### EXERCISE DETAILS:
Take the data below and repeat it exactly.

### TASK INPUT:
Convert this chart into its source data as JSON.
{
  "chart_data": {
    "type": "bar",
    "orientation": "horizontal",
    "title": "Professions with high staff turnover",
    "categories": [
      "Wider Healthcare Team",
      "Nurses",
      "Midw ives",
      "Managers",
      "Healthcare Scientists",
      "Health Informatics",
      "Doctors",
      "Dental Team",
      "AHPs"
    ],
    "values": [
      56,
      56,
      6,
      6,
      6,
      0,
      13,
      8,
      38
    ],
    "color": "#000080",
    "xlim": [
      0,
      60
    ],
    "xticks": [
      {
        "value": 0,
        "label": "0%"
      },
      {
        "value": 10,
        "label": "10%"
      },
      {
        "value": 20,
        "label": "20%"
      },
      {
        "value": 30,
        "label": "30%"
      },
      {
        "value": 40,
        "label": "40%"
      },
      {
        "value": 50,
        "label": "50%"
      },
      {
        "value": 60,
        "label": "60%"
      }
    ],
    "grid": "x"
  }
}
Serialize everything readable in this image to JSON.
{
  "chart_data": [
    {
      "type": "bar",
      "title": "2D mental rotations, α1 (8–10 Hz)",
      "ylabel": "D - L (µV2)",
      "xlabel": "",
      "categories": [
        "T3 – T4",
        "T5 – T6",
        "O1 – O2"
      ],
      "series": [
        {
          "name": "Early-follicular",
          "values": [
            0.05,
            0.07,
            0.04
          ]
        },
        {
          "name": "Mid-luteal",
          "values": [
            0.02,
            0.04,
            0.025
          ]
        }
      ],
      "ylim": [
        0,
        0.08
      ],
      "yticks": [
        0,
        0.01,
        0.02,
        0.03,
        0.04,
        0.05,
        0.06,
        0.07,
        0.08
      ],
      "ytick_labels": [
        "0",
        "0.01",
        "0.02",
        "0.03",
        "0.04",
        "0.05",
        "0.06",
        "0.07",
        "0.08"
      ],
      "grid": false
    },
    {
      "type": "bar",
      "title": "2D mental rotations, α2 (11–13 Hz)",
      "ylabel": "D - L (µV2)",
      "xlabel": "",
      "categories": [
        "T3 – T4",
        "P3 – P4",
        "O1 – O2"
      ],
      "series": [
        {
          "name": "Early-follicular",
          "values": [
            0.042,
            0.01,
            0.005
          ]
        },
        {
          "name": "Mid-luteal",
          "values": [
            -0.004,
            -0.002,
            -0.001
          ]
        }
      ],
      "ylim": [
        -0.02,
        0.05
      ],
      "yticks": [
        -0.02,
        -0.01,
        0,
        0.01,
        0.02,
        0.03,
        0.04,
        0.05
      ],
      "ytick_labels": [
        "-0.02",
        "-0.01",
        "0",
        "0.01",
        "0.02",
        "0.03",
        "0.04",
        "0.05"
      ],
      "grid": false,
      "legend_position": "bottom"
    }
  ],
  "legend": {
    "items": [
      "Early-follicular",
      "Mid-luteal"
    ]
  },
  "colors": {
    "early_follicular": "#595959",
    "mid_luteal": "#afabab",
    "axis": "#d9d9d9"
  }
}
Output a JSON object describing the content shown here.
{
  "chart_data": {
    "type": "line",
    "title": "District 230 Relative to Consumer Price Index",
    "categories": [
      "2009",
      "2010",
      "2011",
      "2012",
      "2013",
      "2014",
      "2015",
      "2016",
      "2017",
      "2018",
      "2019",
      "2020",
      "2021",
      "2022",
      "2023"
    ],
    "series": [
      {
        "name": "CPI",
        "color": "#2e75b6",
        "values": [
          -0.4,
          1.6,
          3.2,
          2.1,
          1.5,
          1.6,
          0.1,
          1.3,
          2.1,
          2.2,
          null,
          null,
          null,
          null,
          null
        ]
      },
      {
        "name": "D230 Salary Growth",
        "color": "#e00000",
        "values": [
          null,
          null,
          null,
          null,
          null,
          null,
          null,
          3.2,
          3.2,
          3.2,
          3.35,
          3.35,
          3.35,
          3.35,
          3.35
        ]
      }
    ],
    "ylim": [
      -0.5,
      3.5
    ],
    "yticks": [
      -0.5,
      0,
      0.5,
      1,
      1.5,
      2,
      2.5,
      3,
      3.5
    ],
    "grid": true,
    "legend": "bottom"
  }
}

### FULL SOLUTION:
Convert this chart into its source data as JSON.
{
  "chart_data": {
    "type": "bar",
    "orientation": "horizontal",
    "title": "Professions with high staff turnover",
    "categories": [
      "Wider Healthcare Team",
      "Nurses",
      "Midw ives",
      "Managers",
      "Healthcare Scientists",
      "Health Informatics",
      "Doctors",
      "Dental Team",
      "AHPs"
    ],
    "values": [
      56,
      56,
      6,
      6,
      6,
      0,
      13,
      8,
      38
    ],
    "color": "#000080",
    "xlim": [
      0,
      60
    ],
    "xticks": [
      {
        "value": 0,
        "label": "0%"
      },
      {
        "value": 10,
        "label": "10%"
      },
      {
        "value": 20,
        "label": "20%"
      },
      {
        "value": 30,
        "label": "30%"
      },
      {
        "value": 40,
        "label": "40%"
      },
      {
        "value": 50,
        "label": "50%"
      },
      {
        "value": 60,
        "label": "60%"
      }
    ],
    "grid": "x"
  }
}
Serialize everything readable in this image to JSON.
{
  "chart_data": [
    {
      "type": "bar",
      "title": "2D mental rotations, α1 (8–10 Hz)",
      "ylabel": "D - L (µV2)",
      "xlabel": "",
      "categories": [
        "T3 – T4",
        "T5 – T6",
        "O1 – O2"
      ],
      "series": [
        {
          "name": "Early-follicular",
          "values": [
            0.05,
            0.07,
            0.04
          ]
        },
        {
          "name": "Mid-luteal",
          "values": [
            0.02,
            0.04,
            0.025
          ]
        }
      ],
      "ylim": [
        0,
        0.08
      ],
      "yticks": [
        0,
        0.01,
        0.02,
        0.03,
        0.04,
        0.05,
        0.06,
        0.07,
        0.08
      ],
      "ytick_labels": [
        "0",
        "0.01",
        "0.02",
        "0.03",
        "0.04",
        "0.05",
        "0.06",
        "0.07",
        "0.08"
      ],
      "grid": false
    },
    {
      "type": "bar",
      "title": "2D mental rotations, α2 (11–13 Hz)",
      "ylabel": "D - L (µV2)",
      "xlabel": "",
      "categories": [
        "T3 – T4",
        "P3 – P4",
        "O1 – O2"
      ],
      "series": [
        {
          "name": "Early-follicular",
          "values": [
            0.042,
            0.01,
            0.005
          ]
        },
        {
          "name": "Mid-luteal",
          "values": [
            -0.004,
            -0.002,
            -0.001
          ]
        }
      ],
      "ylim": [
        -0.02,
        0.05
      ],
      "yticks": [
        -0.02,
        -0.01,
        0,
        0.01,
        0.02,
        0.03,
        0.04,
        0.05
      ],
      "ytick_labels": [
        "-0.02",
        "-0.01",
        "0",
        "0.01",
        "0.02",
        "0.03",
        "0.04",
        "0.05"
      ],
      "grid": false,
      "legend_position": "bottom"
    }
  ],
  "legend": {
    "items": [
      "Early-follicular",
      "Mid-luteal"
    ]
  },
  "colors": {
    "early_follicular": "#595959",
    "mid_luteal": "#afabab",
    "axis": "#d9d9d9"
  }
}
Output a JSON object describing the content shown here.
{
  "chart_data": {
    "type": "line",
    "title": "District 230 Relative to Consumer Price Index",
    "categories": [
      "2009",
      "2010",
      "2011",
      "2012",
      "2013",
      "2014",
      "2015",
      "2016",
      "2017",
      "2018",
      "2019",
      "2020",
      "2021",
      "2022",
      "2023"
    ],
    "series": [
      {
        "name": "CPI",
        "color": "#2e75b6",
        "values": [
          -0.4,
          1.6,
          3.2,
          2.1,
          1.5,
          1.6,
          0.1,
          1.3,
          2.1,
          2.2,
          null,
          null,
          null,
          null,
          null
        ]
      },
      {
        "name": "D230 Salary Growth",
        "color": "#e00000",
        "values": [
          null,
          null,
          null,
          null,
          null,
          null,
          null,
          3.2,
          3.2,
          3.2,
          3.35,
          3.35,
          3.35,
          3.35,
          3.35
        ]
      }
    ],
    "ylim": [
      -0.5,
      3.5
    ],
    "yticks": [
      -0.5,
      0,
      0.5,
      1,
      1.5,
      2,
      2.5,
      3,
      3.5
    ],
    "grid": true,
    "legend": "bottom"
  }
}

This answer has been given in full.